══ Provided material

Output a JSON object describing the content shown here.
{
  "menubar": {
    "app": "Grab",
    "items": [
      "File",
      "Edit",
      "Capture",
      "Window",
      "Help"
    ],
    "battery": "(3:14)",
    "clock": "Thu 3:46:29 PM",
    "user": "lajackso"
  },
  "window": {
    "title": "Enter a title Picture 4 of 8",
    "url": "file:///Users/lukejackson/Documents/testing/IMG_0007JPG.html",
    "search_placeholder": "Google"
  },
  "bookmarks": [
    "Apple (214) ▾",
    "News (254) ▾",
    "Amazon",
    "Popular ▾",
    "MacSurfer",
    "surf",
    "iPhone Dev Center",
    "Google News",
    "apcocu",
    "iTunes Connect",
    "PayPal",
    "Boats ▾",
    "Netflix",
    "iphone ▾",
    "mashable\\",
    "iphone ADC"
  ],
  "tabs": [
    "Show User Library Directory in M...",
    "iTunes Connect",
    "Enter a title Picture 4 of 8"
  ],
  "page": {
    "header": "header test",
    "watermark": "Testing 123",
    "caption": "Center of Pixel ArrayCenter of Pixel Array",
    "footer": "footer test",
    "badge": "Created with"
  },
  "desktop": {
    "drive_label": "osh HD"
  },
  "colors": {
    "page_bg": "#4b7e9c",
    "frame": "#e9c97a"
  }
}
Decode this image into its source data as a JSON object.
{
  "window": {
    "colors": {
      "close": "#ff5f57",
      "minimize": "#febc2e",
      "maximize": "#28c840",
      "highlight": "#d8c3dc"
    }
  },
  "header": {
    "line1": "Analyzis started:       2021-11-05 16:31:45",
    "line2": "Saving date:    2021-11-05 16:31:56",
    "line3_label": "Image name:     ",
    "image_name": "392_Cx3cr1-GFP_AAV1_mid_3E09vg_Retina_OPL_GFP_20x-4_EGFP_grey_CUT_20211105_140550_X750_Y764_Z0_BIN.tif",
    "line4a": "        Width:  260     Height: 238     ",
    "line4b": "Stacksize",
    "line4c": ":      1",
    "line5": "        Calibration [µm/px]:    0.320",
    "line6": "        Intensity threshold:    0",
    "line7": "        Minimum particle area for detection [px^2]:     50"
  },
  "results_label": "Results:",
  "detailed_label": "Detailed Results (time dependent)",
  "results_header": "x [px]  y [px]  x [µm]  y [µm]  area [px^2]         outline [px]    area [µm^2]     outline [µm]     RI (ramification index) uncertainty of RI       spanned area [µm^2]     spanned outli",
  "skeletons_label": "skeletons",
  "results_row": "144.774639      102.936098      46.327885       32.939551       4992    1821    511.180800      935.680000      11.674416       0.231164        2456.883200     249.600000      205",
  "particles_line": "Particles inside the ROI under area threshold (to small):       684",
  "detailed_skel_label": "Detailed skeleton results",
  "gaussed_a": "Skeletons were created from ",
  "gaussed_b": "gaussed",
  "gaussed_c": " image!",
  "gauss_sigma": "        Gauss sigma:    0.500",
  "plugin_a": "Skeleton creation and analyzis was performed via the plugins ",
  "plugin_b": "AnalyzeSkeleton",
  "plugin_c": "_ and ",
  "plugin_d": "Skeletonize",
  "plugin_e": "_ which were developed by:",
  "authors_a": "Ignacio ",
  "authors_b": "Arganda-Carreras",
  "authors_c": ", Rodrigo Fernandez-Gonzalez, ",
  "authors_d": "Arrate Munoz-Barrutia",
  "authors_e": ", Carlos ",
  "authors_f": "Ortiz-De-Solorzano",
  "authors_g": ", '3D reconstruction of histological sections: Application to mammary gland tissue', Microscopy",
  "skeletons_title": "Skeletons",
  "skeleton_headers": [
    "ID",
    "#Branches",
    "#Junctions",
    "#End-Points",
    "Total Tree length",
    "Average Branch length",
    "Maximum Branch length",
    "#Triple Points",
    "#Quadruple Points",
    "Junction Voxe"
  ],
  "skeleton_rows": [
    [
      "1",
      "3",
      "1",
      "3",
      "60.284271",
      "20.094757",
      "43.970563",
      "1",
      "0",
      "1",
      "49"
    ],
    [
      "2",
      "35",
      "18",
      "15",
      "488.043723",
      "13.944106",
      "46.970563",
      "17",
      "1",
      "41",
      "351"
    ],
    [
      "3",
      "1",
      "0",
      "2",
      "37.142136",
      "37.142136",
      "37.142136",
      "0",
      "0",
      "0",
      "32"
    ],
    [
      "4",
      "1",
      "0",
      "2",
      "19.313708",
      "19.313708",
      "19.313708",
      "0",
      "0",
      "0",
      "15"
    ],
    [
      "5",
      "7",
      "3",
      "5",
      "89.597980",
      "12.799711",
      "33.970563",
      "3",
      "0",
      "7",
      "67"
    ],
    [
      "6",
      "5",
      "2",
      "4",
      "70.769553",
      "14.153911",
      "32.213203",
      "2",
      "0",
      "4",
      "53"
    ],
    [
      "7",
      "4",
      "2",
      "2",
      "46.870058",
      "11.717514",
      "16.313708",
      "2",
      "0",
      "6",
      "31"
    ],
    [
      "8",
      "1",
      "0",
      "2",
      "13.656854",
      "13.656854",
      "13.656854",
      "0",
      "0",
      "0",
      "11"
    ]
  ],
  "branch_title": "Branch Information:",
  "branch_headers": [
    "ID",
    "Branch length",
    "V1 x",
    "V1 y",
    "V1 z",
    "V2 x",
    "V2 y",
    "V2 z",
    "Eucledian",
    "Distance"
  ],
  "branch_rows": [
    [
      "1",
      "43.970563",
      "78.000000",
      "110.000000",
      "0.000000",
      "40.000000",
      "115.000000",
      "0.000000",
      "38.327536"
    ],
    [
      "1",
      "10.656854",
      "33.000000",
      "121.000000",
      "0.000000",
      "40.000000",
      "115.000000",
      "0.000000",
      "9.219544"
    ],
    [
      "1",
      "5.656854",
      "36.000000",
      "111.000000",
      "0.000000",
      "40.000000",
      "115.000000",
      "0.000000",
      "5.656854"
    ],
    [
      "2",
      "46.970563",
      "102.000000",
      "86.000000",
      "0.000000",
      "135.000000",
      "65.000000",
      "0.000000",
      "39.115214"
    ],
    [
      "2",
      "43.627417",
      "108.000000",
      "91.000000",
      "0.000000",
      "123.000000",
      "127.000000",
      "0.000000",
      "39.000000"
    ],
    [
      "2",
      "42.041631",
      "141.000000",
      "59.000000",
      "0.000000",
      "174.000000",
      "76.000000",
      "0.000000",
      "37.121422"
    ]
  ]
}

════

## Given request
Output the complete data exactly as written.

## Task result
Output a JSON object describing the content shown here.
{
  "menubar": {
    "app": "Grab",
    "items": [
      "File",
      "Edit",
      "Capture",
      "Window",
      "Help"
    ],
    "battery": "(3:14)",
    "clock": "Thu 3:46:29 PM",
    "user": "lajackso"
  },
  "window": {
    "title": "Enter a title Picture 4 of 8",
    "url": "file:///Users/lukejackson/Documents/testing/IMG_0007JPG.html",
    "search_placeholder": "Google"
  },
  "bookmarks": [
    "Apple (214) ▾",
    "News (254) ▾",
    "Amazon",
    "Popular ▾",
    "MacSurfer",
    "surf",
    "iPhone Dev Center",
    "Google News",
    "apcocu",
    "iTunes Connect",
    "PayPal",
    "Boats ▾",
    "Netflix",
    "iphone ▾",
    "mashable\\",
    "iphone ADC"
  ],
  "tabs": [
    "Show User Library Directory in M...",
    "iTunes Connect",
    "Enter a title Picture 4 of 8"
  ],
  "page": {
    "header": "header test",
    "watermark": "Testing 123",
    "caption": "Center of Pixel ArrayCenter of Pixel Array",
    "footer": "footer test",
    "badge": "Created with"
  },
  "desktop": {
    "drive_label": "osh HD"
  },
  "colors": {
    "page_bg": "#4b7e9c",
    "frame": "#e9c97a"
  }
}
Decode this image into its source data as a JSON object.
{
  "window": {
    "colors": {
      "close": "#ff5f57",
      "minimize": "#febc2e",
      "maximize": "#28c840",
      "highlight": "#d8c3dc"
    }
  },
  "header": {
    "line1": "Analyzis started:       2021-11-05 16:31:45",
    "line2": "Saving date:    2021-11-05 16:31:56",
    "line3_label": "Image name:     ",
    "image_name": "392_Cx3cr1-GFP_AAV1_mid_3E09vg_Retina_OPL_GFP_20x-4_EGFP_grey_CUT_20211105_140550_X750_Y764_Z0_BIN.tif",
    "line4a": "        Width:  260     Height: 238     ",
    "line4b": "Stacksize",
    "line4c": ":      1",
    "line5": "        Calibration [µm/px]:    0.320",
    "line6": "        Intensity threshold:    0",
    "line7": "        Minimum particle area for detection [px^2]:     50"
  },
  "results_label": "Results:",
  "detailed_label": "Detailed Results (time dependent)",
  "results_header": "x [px]  y [px]  x [µm]  y [µm]  area [px^2]         outline [px]    area [µm^2]     outline [µm]     RI (ramification index) uncertainty of RI       spanned area [µm^2]     spanned outli",
  "skeletons_label": "skeletons",
  "results_row": "144.774639      102.936098      46.327885       32.939551       4992    1821    511.180800      935.680000      11.674416       0.231164        2456.883200     249.600000      205",
  "particles_line": "Particles inside the ROI under area threshold (to small):       684",
  "detailed_skel_label": "Detailed skeleton results",
  "gaussed_a": "Skeletons were created from ",
  "gaussed_b": "gaussed",
  "gaussed_c": " image!",
  "gauss_sigma": "        Gauss sigma:    0.500",
  "plugin_a": "Skeleton creation and analyzis was performed via the plugins ",
  "plugin_b": "AnalyzeSkeleton",
  "plugin_c": "_ and ",
  "plugin_d": "Skeletonize",
  "plugin_e": "_ which were developed by:",
  "authors_a": "Ignacio ",
  "authors_b": "Arganda-Carreras",
  "authors_c": ", Rodrigo Fernandez-Gonzalez, ",
  "authors_d": "Arrate Munoz-Barrutia",
  "authors_e": ", Carlos ",
  "authors_f": "Ortiz-De-Solorzano",
  "authors_g": ", '3D reconstruction of histological sections: Application to mammary gland tissue', Microscopy",
  "skeletons_title": "Skeletons",
  "skeleton_headers": [
    "ID",
    "#Branches",
    "#Junctions",
    "#End-Points",
    "Total Tree length",
    "Average Branch length",
    "Maximum Branch length",
    "#Triple Points",
    "#Quadruple Points",
    "Junction Voxe"
  ],
  "skeleton_rows": [
    [
      "1",
      "3",
      "1",
      "3",
      "60.284271",
      "20.094757",
      "43.970563",
      "1",
      "0",
      "1",
      "49"
    ],
    [
      "2",
      "35",
      "18",
      "15",
      "488.043723",
      "13.944106",
      "46.970563",
      "17",
      "1",
      "41",
      "351"
    ],
    [
      "3",
      "1",
      "0",
      "2",
      "37.142136",
      "37.142136",
      "37.142136",
      "0",
      "0",
      "0",
      "32"
    ],
    [
      "4",
      "1",
      "0",
      "2",
      "19.313708",
      "19.313708",
      "19.313708",
      "0",
      "0",
      "0",
      "15"
    ],
    [
      "5",
      "7",
      "3",
      "5",
      "89.597980",
      "12.799711",
      "33.970563",
      "3",
      "0",
      "7",
      "67"
    ],
    [
      "6",
      "5",
      "2",
      "4",
      "70.769553",
      "14.153911",
      "32.213203",
      "2",
      "0",
      "4",
      "53"
    ],
    [
      "7",
      "4",
      "2",
      "2",
      "46.870058",
      "11.717514",
      "16.313708",
      "2",
      "0",
      "6",
      "31"
    ],
    [
      "8",
      "1",
      "0",
      "2",
      "13.656854",
      "13.656854",
      "13.656854",
      "0",
      "0",
      "0",
      "11"
    ]
  ],
  "branch_title": "Branch Information:",
  "branch_headers": [
    "ID",
    "Branch length",
    "V1 x",
    "V1 y",
    "V1 z",
    "V2 x",
    "V2 y",
    "V2 z",
    "Eucledian",
    "Distance"
  ],
  "branch_rows": [
    [
      "1",
      "43.970563",
      "78.000000",
      "110.000000",
      "0.000000",
      "40.000000",
      "115.000000",
      "0.000000",
      "38.327536"
    ],
    [
      "1",
      "10.656854",
      "33.000000",
      "121.000000",
      "0.000000",
      "40.000000",
      "115.000000",
      "0.000000",
      "9.219544"
    ],
    [
      "1",
      "5.656854",
      "36.000000",
      "111.000000",
      "0.000000",
      "40.000000",
      "115.000000",
      "0.000000",
      "5.656854"
    ],
    [
      "2",
      "46.970563",
      "102.000000",
      "86.000000",
      "0.000000",
      "135.000000",
      "65.000000",
      "0.000000",
      "39.115214"
    ],
    [
      "2",
      "43.627417",
      "108.000000",
      "91.000000",
      "0.000000",
      "123.000000",
      "127.000000",
      "0.000000",
      "39.000000"
    ],
    [
      "2",
      "42.041631",
      "141.000000",
      "59.000000",
      "0.000000",
      "174.000000",
      "76.000000",
      "0.000000",
      "37.121422"
    ]
  ]
}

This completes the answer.